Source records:
····················
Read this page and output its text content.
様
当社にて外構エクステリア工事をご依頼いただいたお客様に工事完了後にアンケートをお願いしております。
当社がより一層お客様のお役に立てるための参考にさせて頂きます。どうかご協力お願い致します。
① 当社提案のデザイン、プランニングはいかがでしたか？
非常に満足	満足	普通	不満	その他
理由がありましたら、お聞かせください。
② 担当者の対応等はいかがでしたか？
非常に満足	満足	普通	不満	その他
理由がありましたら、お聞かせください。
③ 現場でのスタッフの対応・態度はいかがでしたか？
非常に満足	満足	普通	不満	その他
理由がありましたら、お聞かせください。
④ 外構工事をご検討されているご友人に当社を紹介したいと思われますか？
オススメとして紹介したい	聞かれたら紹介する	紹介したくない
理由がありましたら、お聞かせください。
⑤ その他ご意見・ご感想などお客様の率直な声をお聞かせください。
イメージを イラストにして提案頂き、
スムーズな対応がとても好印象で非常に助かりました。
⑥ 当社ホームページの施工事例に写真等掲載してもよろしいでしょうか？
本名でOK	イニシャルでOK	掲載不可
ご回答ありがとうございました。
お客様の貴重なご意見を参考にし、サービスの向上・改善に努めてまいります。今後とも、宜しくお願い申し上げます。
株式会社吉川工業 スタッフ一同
····················
**Given request**
Give all of the entries again, word for word.

**Answer in full**
Read this page and output its text content.
様
当社にて外構エクステリア工事をご依頼いただいたお客様に工事完了後にアンケートをお願いしております。
当社がより一層お客様のお役に立てるための参考にさせて頂きます。どうかご協力お願い致します。
① 当社提案のデザイン、プランニングはいかがでしたか？
非常に満足	満足	普通	不満	その他
理由がありましたら、お聞かせください。
② 担当者の対応等はいかがでしたか？
非常に満足	満足	普通	不満	その他
理由がありましたら、お聞かせください。
③ 現場でのスタッフの対応・態度はいかがでしたか？
非常に満足	満足	普通	不満	その他
理由がありましたら、お聞かせください。
④ 外構工事をご検討されているご友人に当社を紹介したいと思われますか？
オススメとして紹介したい	聞かれたら紹介する	紹介したくない
理由がありましたら、お聞かせください。
⑤ その他ご意見・ご感想などお客様の率直な声をお聞かせください。
イメージを イラストにして提案頂き、
スムーズな対応がとても好印象で非常に助かりました。
⑥ 当社ホームページの施工事例に写真等掲載してもよろしいでしょうか？
本名でOK	イニシャルでOK	掲載不可
ご回答ありがとうございました。
お客様の貴重なご意見を参考にし、サービスの向上・改善に努めてまいります。今後とも、宜しくお願い申し上げます。
株式会社吉川工業 スタッフ一同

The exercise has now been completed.